## What to work on
Leave the pictures out and return every line below exactly.

══ Recorded information ══

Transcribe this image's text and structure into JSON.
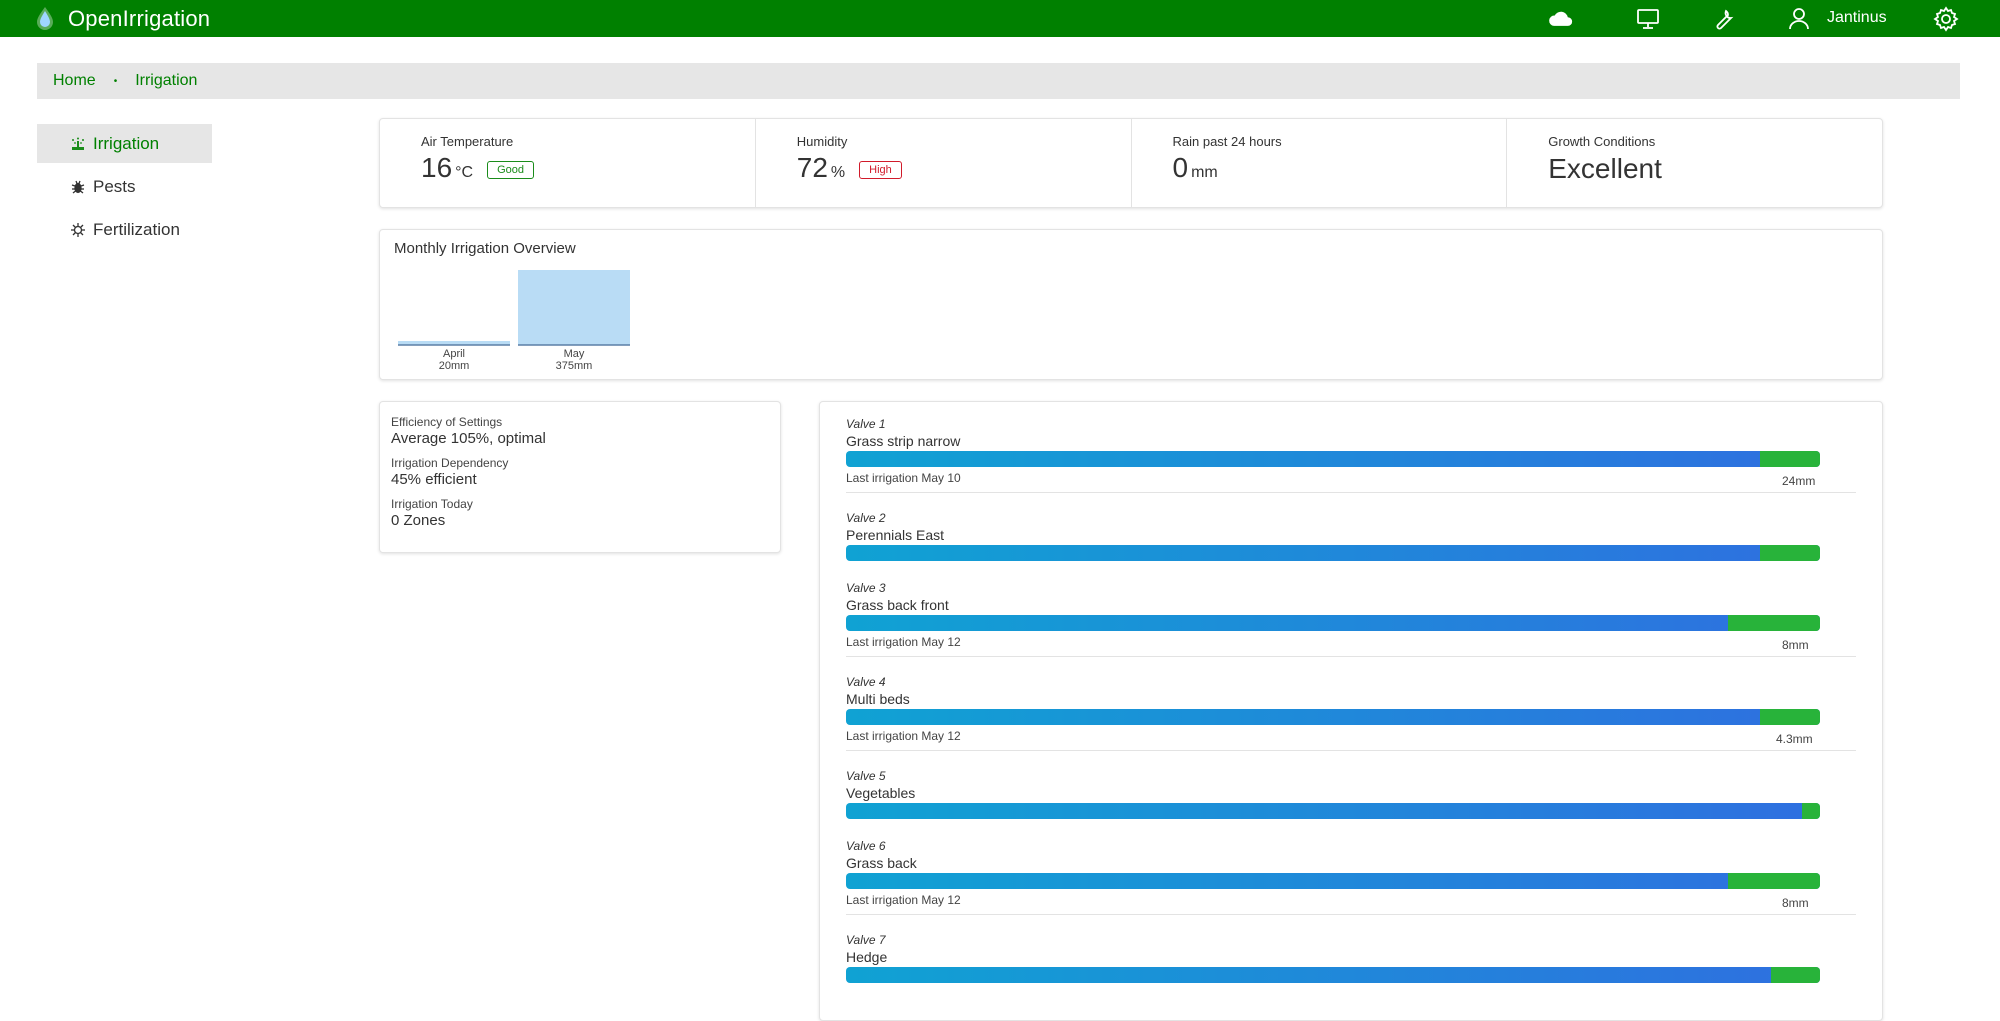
{
  "app": {
    "name": "OpenIrrigation",
    "user": "Jantinus"
  },
  "colors": {
    "brand": "#008000",
    "bar_start": "#10a2d3",
    "bar_end": "#2f6fe0",
    "bar_green": "#28b33a",
    "good": "#1a8c1a",
    "high": "#d11a2a"
  },
  "topbar_icons": [
    "weather-cloud-icon",
    "monitor-icon",
    "wrench-icon",
    "user-icon",
    "settings-gear-icon"
  ],
  "breadcrumb": {
    "home": "Home",
    "current": "Irrigation"
  },
  "sidebar": {
    "items": [
      {
        "label": "Irrigation",
        "icon": "sprinkler-icon",
        "active": true
      },
      {
        "label": "Pests",
        "icon": "bug-icon",
        "active": false
      },
      {
        "label": "Fertilization",
        "icon": "virus-icon",
        "active": false
      }
    ]
  },
  "stats": {
    "air_temp": {
      "label": "Air Temperature",
      "value": "16",
      "unit": "°C",
      "badge": "Good"
    },
    "humidity": {
      "label": "Humidity",
      "value": "72",
      "unit": "%",
      "badge": "High"
    },
    "rain": {
      "label": "Rain past 24 hours",
      "value": "0",
      "unit": "mm"
    },
    "growth": {
      "label": "Growth Conditions",
      "value": "Excellent"
    }
  },
  "chart_data": {
    "type": "bar",
    "title": "Monthly Irrigation Overview",
    "categories": [
      "April",
      "May"
    ],
    "values": [
      20,
      375
    ],
    "value_labels": [
      "20mm",
      "375mm"
    ],
    "unit": "mm",
    "ylim": [
      0,
      375
    ]
  },
  "summary": {
    "efficiency_label": "Efficiency of Settings",
    "efficiency_value": "Average 105%, optimal",
    "dependency_label": "Irrigation Dependency",
    "dependency_value": "45% efficient",
    "today_label": "Irrigation Today",
    "today_value": "0 Zones"
  },
  "valves": [
    {
      "num": "Valve 1",
      "name": "Grass strip narrow",
      "green_fraction": 0.062,
      "last": "Last irrigation May 10",
      "mm": "24mm"
    },
    {
      "num": "Valve 2",
      "name": "Perennials East",
      "green_fraction": 0.062,
      "last": "",
      "mm": ""
    },
    {
      "num": "Valve 3",
      "name": "Grass back front",
      "green_fraction": 0.094,
      "last": "Last irrigation May 12",
      "mm": "8mm"
    },
    {
      "num": "Valve 4",
      "name": "Multi beds",
      "green_fraction": 0.062,
      "last": "Last irrigation May 12",
      "mm": "4.3mm"
    },
    {
      "num": "Valve 5",
      "name": "Vegetables",
      "green_fraction": 0.019,
      "last": "",
      "mm": ""
    },
    {
      "num": "Valve 6",
      "name": "Grass back",
      "green_fraction": 0.094,
      "last": "Last irrigation May 12",
      "mm": "8mm"
    },
    {
      "num": "Valve 7",
      "name": "Hedge",
      "green_fraction": 0.05,
      "last": "",
      "mm": ""
    }
  ]
}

═══

## Response to the task
Transcribe this image's text and structure into JSON.
{
  "app": {
    "name": "OpenIrrigation",
    "user": "Jantinus"
  },
  "colors": {
    "brand": "#008000",
    "bar_start": "#10a2d3",
    "bar_end": "#2f6fe0",
    "bar_green": "#28b33a",
    "good": "#1a8c1a",
    "high": "#d11a2a"
  },
  "topbar_icons": [
    "weather-cloud-icon",
    "monitor-icon",
    "wrench-icon",
    "user-icon",
    "settings-gear-icon"
  ],
  "breadcrumb": {
    "home": "Home",
    "current": "Irrigation"
  },
  "sidebar": {
    "items": [
      {
        "label": "Irrigation",
        "icon": "sprinkler-icon",
        "active": true
      },
      {
        "label": "Pests",
        "icon": "bug-icon",
        "active": false
      },
      {
        "label": "Fertilization",
        "icon": "virus-icon",
        "active": false
      }
    ]
  },
  "stats": {
    "air_temp": {
      "label": "Air Temperature",
      "value": "16",
      "unit": "°C",
      "badge": "Good"
    },
    "humidity": {
      "label": "Humidity",
      "value": "72",
      "unit": "%",
      "badge": "High"
    },
    "rain": {
      "label": "Rain past 24 hours",
      "value": "0",
      "unit": "mm"
    },
    "growth": {
      "label": "Growth Conditions",
      "value": "Excellent"
    }
  },
  "chart_data": {
    "type": "bar",
    "title": "Monthly Irrigation Overview",
    "categories": [
      "April",
      "May"
    ],
    "values": [
      20,
      375
    ],
    "value_labels": [
      "20mm",
      "375mm"
    ],
    "unit": "mm",
    "ylim": [
      0,
      375
    ]
  },
  "summary": {
    "efficiency_label": "Efficiency of Settings",
    "efficiency_value": "Average 105%, optimal",
    "dependency_label": "Irrigation Dependency",
    "dependency_value": "45% efficient",
    "today_label": "Irrigation Today",
    "today_value": "0 Zones"
  },
  "valves": [
    {
      "num": "Valve 1",
      "name": "Grass strip narrow",
      "green_fraction": 0.062,
      "last": "Last irrigation May 10",
      "mm": "24mm"
    },
    {
      "num": "Valve 2",
      "name": "Perennials East",
      "green_fraction": 0.062,
      "last": "",
      "mm": ""
    },
    {
      "num": "Valve 3",
      "name": "Grass back front",
      "green_fraction": 0.094,
      "last": "Last irrigation May 12",
      "mm": "8mm"
    },
    {
      "num": "Valve 4",
      "name": "Multi beds",
      "green_fraction": 0.062,
      "last": "Last irrigation May 12",
      "mm": "4.3mm"
    },
    {
      "num": "Valve 5",
      "name": "Vegetables",
      "green_fraction": 0.019,
      "last": "",
      "mm": ""
    },
    {
      "num": "Valve 6",
      "name": "Grass back",
      "green_fraction": 0.094,
      "last": "Last irrigation May 12",
      "mm": "8mm"
    },
    {
      "num": "Valve 7",
      "name": "Hedge",
      "green_fraction": 0.05,
      "last": "",
      "mm": ""
    }
  ]
}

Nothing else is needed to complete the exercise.